**REQUIRED WORK**
Swap "Land Nadir" for "Land Target" in the records, starting at the first line and going on through the line with "legend-label: Ocean Glint". Return only those lines, with nothing else altered.

-=-=-

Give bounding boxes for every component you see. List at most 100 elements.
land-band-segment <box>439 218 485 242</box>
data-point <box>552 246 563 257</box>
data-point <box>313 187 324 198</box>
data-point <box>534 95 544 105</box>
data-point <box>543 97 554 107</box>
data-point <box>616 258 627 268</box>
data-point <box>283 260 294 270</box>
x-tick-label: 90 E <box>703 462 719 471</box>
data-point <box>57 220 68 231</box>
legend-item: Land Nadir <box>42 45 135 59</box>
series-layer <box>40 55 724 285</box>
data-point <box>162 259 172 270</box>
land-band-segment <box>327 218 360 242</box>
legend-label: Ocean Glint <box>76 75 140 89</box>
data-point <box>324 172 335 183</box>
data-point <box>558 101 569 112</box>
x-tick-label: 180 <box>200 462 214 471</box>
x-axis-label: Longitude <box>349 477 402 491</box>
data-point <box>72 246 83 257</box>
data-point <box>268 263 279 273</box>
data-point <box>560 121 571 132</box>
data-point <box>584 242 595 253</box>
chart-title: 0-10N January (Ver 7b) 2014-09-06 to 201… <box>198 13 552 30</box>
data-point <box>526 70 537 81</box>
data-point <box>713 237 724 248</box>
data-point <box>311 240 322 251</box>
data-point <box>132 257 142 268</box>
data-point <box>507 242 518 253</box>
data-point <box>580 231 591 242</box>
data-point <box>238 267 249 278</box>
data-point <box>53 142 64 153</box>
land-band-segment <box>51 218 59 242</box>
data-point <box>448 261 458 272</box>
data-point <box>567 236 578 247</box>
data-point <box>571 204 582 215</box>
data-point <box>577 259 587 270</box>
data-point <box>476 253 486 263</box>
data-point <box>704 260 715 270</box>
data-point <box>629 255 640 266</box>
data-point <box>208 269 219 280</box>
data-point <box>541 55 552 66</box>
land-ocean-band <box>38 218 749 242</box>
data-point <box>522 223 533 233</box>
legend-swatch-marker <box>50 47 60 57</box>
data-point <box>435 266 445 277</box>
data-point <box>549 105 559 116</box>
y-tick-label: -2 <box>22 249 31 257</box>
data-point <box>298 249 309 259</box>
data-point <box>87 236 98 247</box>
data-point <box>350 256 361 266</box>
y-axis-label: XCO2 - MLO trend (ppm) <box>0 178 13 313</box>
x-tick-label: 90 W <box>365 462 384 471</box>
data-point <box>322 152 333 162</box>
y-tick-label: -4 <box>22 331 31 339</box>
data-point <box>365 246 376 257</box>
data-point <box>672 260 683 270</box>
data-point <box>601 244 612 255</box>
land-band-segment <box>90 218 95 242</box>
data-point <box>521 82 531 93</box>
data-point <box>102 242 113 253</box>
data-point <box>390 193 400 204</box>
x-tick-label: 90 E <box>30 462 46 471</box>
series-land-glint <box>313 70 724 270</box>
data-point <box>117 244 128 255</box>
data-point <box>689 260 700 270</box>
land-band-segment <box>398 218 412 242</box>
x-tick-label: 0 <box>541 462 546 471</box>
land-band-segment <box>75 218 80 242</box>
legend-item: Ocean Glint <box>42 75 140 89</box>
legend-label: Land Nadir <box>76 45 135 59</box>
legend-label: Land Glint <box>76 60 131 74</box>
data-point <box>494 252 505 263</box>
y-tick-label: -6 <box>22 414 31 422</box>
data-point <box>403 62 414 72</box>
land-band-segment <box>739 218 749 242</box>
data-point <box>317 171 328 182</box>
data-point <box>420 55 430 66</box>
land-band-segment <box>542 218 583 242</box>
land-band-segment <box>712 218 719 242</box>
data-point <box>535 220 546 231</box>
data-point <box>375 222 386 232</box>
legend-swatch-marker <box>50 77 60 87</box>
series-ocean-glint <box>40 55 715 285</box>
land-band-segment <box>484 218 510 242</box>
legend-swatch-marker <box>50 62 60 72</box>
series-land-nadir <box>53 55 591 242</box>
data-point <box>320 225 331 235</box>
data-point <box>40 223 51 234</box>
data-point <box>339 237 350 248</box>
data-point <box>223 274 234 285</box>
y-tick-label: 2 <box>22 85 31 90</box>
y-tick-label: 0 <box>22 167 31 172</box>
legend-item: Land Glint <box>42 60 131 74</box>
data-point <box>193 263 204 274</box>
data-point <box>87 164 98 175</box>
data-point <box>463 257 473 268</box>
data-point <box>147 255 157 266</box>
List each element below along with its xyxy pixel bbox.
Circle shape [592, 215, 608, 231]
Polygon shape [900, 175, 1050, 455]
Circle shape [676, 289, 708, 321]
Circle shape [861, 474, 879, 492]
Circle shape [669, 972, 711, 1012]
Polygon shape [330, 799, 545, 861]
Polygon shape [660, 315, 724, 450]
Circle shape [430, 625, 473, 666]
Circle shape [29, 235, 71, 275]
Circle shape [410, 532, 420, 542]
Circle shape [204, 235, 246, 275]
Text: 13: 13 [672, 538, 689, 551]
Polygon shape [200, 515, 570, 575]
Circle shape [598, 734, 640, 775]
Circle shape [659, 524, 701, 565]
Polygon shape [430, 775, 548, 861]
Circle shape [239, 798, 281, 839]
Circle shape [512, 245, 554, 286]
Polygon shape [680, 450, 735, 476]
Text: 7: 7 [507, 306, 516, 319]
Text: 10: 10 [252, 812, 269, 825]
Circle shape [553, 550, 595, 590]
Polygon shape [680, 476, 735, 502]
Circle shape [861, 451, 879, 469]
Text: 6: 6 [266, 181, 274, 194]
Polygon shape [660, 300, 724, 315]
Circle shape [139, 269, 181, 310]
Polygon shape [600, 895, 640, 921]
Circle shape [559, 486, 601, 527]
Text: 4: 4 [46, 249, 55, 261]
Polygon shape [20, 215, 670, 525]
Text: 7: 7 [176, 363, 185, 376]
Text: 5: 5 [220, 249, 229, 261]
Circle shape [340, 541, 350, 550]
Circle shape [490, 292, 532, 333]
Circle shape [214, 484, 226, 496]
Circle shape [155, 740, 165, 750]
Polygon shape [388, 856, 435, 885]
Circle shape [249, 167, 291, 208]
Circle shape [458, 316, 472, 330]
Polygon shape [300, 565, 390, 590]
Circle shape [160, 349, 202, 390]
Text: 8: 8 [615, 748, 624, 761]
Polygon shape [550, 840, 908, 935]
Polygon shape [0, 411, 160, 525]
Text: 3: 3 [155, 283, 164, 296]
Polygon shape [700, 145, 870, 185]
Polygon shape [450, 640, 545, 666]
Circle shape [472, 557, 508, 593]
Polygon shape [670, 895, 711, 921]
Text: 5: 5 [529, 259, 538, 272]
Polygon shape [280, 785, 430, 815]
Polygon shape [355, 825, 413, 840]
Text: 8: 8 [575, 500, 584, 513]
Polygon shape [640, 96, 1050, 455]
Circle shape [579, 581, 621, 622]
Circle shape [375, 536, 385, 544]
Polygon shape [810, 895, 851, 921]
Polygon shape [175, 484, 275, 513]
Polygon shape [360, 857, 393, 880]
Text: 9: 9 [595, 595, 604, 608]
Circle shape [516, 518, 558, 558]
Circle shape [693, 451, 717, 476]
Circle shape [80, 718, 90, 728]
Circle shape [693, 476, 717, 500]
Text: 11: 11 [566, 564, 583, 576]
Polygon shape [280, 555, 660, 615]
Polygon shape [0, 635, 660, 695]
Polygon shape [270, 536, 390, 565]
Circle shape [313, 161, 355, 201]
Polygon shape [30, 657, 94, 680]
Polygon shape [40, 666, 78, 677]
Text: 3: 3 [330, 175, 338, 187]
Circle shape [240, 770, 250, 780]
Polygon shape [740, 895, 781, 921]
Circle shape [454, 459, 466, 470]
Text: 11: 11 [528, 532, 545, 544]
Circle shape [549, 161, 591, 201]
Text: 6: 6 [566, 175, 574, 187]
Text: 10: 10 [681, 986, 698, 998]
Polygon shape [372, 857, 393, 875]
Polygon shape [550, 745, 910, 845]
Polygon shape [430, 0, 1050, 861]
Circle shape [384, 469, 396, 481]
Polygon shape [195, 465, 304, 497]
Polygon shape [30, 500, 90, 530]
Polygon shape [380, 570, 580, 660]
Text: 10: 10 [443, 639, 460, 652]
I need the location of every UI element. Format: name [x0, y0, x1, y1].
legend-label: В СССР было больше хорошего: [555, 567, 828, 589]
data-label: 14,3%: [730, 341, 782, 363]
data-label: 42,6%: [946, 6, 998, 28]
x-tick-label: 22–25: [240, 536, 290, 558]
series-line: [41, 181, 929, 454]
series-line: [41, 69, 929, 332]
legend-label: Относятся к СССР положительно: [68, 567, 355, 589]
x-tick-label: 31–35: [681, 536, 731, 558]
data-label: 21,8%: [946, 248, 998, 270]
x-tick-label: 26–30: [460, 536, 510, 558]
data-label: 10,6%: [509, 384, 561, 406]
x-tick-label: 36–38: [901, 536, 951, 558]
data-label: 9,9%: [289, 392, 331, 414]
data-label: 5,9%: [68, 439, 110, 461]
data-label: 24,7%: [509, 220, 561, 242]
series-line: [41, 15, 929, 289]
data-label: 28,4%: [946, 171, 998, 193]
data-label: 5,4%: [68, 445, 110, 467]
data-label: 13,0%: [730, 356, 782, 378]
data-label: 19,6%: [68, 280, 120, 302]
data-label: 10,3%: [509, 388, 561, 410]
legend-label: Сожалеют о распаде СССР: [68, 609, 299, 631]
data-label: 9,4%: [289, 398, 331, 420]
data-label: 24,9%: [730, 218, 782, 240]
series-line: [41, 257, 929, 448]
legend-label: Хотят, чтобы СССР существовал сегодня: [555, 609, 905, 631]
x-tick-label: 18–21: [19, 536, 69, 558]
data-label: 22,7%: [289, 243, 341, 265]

-=-=-

**RESULT OF THIS EXERCISE**
Give bounding boxes for every component you see. List at most 100 elements.
land-band-segment <box>439 218 485 242</box>
data-point <box>552 246 563 257</box>
data-point <box>313 187 324 198</box>
data-point <box>534 95 544 105</box>
data-point <box>543 97 554 107</box>
data-point <box>616 258 627 268</box>
data-point <box>283 260 294 270</box>
x-tick-label: 90 E <box>703 462 719 471</box>
data-point <box>57 220 68 231</box>
legend-item: Land Target <box>42 45 135 59</box>
series-layer <box>40 55 724 285</box>
data-point <box>162 259 172 270</box>
land-band-segment <box>327 218 360 242</box>
legend-label: Ocean Glint <box>76 75 140 89</box>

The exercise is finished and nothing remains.